#### Material supplied ####

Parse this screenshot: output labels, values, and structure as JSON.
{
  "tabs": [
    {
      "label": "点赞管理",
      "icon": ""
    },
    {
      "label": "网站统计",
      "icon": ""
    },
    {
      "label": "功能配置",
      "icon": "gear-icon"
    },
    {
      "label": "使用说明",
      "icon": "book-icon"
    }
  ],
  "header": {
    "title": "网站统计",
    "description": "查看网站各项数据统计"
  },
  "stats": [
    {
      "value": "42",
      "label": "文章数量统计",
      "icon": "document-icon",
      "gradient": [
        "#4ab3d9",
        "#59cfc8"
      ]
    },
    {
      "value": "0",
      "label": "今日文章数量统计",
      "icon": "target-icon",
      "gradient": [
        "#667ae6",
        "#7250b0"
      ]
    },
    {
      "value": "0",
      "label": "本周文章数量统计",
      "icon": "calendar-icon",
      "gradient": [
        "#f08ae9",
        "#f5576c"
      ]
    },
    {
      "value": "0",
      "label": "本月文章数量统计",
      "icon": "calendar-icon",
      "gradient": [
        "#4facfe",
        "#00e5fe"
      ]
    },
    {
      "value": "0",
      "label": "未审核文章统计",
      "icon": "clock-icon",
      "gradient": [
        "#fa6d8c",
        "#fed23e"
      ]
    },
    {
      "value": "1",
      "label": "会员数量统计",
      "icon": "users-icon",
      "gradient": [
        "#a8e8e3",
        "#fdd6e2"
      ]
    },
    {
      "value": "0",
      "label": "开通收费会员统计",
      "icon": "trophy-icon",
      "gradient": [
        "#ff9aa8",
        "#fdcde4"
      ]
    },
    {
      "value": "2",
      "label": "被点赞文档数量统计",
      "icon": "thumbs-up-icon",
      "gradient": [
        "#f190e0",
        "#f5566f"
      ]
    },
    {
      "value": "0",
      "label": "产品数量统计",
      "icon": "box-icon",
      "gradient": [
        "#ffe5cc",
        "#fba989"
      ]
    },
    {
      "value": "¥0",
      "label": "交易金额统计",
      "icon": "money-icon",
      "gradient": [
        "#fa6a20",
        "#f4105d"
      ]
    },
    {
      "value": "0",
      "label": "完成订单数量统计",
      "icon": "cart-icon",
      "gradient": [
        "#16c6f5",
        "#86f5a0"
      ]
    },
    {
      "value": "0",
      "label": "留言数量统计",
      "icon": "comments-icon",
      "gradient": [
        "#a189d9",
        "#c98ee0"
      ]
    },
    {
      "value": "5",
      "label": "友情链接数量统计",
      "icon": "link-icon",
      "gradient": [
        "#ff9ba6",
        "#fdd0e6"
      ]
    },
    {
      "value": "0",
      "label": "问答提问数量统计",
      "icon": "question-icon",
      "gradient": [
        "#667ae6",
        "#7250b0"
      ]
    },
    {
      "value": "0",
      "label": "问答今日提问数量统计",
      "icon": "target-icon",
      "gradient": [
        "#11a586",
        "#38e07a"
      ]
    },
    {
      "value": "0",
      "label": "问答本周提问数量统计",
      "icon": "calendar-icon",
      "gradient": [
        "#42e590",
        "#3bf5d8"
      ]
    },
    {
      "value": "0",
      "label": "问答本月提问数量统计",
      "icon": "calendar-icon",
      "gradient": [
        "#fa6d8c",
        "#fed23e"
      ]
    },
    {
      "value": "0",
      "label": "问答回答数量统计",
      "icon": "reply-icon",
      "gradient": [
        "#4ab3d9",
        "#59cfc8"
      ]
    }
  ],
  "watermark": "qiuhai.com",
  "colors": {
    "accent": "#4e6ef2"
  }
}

####

# [What the task asks]
Reproduce the records above exactly as they appear.

# [Answer to the problem]
Parse this screenshot: output labels, values, and structure as JSON.
{
  "tabs": [
    {
      "label": "点赞管理",
      "icon": ""
    },
    {
      "label": "网站统计",
      "icon": ""
    },
    {
      "label": "功能配置",
      "icon": "gear-icon"
    },
    {
      "label": "使用说明",
      "icon": "book-icon"
    }
  ],
  "header": {
    "title": "网站统计",
    "description": "查看网站各项数据统计"
  },
  "stats": [
    {
      "value": "42",
      "label": "文章数量统计",
      "icon": "document-icon",
      "gradient": [
        "#4ab3d9",
        "#59cfc8"
      ]
    },
    {
      "value": "0",
      "label": "今日文章数量统计",
      "icon": "target-icon",
      "gradient": [
        "#667ae6",
        "#7250b0"
      ]
    },
    {
      "value": "0",
      "label": "本周文章数量统计",
      "icon": "calendar-icon",
      "gradient": [
        "#f08ae9",
        "#f5576c"
      ]
    },
    {
      "value": "0",
      "label": "本月文章数量统计",
      "icon": "calendar-icon",
      "gradient": [
        "#4facfe",
        "#00e5fe"
      ]
    },
    {
      "value": "0",
      "label": "未审核文章统计",
      "icon": "clock-icon",
      "gradient": [
        "#fa6d8c",
        "#fed23e"
      ]
    },
    {
      "value": "1",
      "label": "会员数量统计",
      "icon": "users-icon",
      "gradient": [
        "#a8e8e3",
        "#fdd6e2"
      ]
    },
    {
      "value": "0",
      "label": "开通收费会员统计",
      "icon": "trophy-icon",
      "gradient": [
        "#ff9aa8",
        "#fdcde4"
      ]
    },
    {
      "value": "2",
      "label": "被点赞文档数量统计",
      "icon": "thumbs-up-icon",
      "gradient": [
        "#f190e0",
        "#f5566f"
      ]
    },
    {
      "value": "0",
      "label": "产品数量统计",
      "icon": "box-icon",
      "gradient": [
        "#ffe5cc",
        "#fba989"
      ]
    },
    {
      "value": "¥0",
      "label": "交易金额统计",
      "icon": "money-icon",
      "gradient": [
        "#fa6a20",
        "#f4105d"
      ]
    },
    {
      "value": "0",
      "label": "完成订单数量统计",
      "icon": "cart-icon",
      "gradient": [
        "#16c6f5",
        "#86f5a0"
      ]
    },
    {
      "value": "0",
      "label": "留言数量统计",
      "icon": "comments-icon",
      "gradient": [
        "#a189d9",
        "#c98ee0"
      ]
    },
    {
      "value": "5",
      "label": "友情链接数量统计",
      "icon": "link-icon",
      "gradient": [
        "#ff9ba6",
        "#fdd0e6"
      ]
    },
    {
      "value": "0",
      "label": "问答提问数量统计",
      "icon": "question-icon",
      "gradient": [
        "#667ae6",
        "#7250b0"
      ]
    },
    {
      "value": "0",
      "label": "问答今日提问数量统计",
      "icon": "target-icon",
      "gradient": [
        "#11a586",
        "#38e07a"
      ]
    },
    {
      "value": "0",
      "label": "问答本周提问数量统计",
      "icon": "calendar-icon",
      "gradient": [
        "#42e590",
        "#3bf5d8"
      ]
    },
    {
      "value": "0",
      "label": "问答本月提问数量统计",
      "icon": "calendar-icon",
      "gradient": [
        "#fa6d8c",
        "#fed23e"
      ]
    },
    {
      "value": "0",
      "label": "问答回答数量统计",
      "icon": "reply-icon",
      "gradient": [
        "#4ab3d9",
        "#59cfc8"
      ]
    }
  ],
  "watermark": "qiuhai.com",
  "colors": {
    "accent": "#4e6ef2"
  }
}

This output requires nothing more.